[Items listed in a dataset]
_ _ _ _

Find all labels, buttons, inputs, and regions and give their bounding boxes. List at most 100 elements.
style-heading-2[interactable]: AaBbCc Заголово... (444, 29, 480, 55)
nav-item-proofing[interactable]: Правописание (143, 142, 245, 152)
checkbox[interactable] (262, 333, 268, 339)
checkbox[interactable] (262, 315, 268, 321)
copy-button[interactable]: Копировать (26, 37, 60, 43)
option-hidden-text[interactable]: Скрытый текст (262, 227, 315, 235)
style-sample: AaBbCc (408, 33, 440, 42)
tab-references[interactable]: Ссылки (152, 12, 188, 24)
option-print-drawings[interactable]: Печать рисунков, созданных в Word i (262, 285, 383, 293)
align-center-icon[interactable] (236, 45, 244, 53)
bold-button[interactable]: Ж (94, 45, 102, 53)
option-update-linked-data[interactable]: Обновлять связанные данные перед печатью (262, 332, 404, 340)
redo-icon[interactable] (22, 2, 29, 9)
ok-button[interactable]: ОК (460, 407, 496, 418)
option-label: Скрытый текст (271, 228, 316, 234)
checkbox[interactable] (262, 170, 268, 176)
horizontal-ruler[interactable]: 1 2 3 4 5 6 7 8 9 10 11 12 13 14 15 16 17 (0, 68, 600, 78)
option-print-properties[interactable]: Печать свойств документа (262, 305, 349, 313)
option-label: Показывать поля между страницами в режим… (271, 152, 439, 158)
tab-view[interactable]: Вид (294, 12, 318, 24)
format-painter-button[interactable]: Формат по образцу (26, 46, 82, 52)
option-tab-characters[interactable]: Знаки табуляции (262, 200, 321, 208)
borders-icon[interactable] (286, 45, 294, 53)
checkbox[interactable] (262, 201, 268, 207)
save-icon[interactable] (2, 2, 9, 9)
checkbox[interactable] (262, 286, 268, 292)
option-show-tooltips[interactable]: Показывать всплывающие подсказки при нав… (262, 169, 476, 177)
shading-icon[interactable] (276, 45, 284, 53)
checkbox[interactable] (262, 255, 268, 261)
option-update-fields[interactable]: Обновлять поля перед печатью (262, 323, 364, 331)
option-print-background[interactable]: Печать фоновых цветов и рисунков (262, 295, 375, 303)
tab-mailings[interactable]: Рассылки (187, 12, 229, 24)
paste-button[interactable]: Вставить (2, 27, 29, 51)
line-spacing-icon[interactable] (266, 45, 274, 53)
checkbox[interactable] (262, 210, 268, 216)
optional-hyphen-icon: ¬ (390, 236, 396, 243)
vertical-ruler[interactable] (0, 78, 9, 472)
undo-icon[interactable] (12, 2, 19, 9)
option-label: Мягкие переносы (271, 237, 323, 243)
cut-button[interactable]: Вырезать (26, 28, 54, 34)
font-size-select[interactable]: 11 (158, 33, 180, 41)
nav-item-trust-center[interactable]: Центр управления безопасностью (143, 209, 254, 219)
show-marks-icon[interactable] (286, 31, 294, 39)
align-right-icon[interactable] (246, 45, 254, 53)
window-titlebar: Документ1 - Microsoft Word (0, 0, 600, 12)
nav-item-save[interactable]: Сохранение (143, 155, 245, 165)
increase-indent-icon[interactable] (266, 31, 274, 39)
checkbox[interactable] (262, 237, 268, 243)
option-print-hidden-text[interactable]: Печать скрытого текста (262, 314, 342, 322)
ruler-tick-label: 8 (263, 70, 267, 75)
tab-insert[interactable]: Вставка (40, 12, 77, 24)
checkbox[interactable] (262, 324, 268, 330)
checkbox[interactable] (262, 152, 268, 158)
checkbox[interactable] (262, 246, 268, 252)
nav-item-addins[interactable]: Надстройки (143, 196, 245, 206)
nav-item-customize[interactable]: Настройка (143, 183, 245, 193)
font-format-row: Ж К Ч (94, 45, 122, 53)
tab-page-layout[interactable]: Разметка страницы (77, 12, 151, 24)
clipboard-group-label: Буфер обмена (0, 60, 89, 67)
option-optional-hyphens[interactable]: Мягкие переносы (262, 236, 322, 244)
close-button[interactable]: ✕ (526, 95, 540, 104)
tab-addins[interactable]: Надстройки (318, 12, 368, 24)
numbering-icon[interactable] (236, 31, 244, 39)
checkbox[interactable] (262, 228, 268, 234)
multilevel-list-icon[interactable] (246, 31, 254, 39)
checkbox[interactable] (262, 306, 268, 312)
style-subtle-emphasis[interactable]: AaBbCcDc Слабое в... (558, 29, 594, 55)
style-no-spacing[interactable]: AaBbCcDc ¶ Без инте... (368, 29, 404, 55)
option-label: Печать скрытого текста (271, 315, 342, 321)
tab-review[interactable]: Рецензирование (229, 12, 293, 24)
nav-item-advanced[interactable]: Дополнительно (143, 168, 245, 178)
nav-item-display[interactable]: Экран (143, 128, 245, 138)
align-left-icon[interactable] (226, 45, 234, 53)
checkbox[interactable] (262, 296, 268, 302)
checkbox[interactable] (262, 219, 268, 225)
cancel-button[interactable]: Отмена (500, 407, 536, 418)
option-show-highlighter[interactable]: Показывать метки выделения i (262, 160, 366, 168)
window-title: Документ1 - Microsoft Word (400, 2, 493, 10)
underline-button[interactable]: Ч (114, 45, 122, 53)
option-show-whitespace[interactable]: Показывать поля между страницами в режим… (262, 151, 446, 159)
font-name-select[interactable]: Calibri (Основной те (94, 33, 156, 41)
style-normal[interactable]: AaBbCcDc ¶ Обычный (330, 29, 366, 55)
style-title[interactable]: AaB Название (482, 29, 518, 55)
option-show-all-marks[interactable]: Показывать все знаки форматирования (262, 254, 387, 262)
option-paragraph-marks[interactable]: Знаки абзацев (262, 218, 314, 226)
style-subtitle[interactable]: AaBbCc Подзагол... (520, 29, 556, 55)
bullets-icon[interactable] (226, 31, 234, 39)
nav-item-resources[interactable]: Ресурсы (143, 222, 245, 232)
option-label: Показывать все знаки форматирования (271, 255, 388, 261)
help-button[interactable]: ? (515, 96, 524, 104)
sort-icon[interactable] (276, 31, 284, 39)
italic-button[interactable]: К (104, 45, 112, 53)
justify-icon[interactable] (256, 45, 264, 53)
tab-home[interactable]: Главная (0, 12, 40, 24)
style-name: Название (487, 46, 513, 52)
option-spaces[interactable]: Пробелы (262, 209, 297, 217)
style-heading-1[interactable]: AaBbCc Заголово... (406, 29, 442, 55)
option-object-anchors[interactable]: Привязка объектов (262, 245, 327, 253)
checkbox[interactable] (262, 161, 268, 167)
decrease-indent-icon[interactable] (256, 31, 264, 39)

_ _ _ _

Please format the items from their first line through the line containing "option-update-linked-data[interactable]: Обновлять связанные" as a Markdown table with the columns Row and Item line, leaving out any blank lines.

### EXERCISE OUTPUT
| Row | Item line |
|---|---|
| 1 | Find all labels, buttons, inputs, and regions and give their bounding boxes. List at most 100 elements. |
| 2 | style-heading-2[interactable]: AaBbCc Заголово... (444, 29, 480, 55) |
| 3 | nav-item-proofing[interactable]: Правописание (143, 142, 245, 152) |
| 4 | checkbox[interactable] (262, 333, 268, 339) |
| 5 | checkbox[interactable] (262, 315, 268, 321) |
| 6 | copy-button[interactable]: Копировать (26, 37, 60, 43) |
| 7 | option-hidden-text[interactable]: Скрытый текст (262, 227, 315, 235) |
| 8 | style-sample: AaBbCc (408, 33, 440, 42) |
| 9 | tab-references[interactable]: Ссылки (152, 12, 188, 24) |
| 10 | option-print-drawings[interactable]: Печать рисунков, созданных в Word i (262, 285, 383, 293) |
| 11 | align-center-icon[interactable] (236, 45, 244, 53) |
| 12 | bold-button[interactable]: Ж (94, 45, 102, 53) |
| 13 | option-update-linked-data[interactable]: Обновлять связанные данные перед печатью (262, 332, 404, 340) |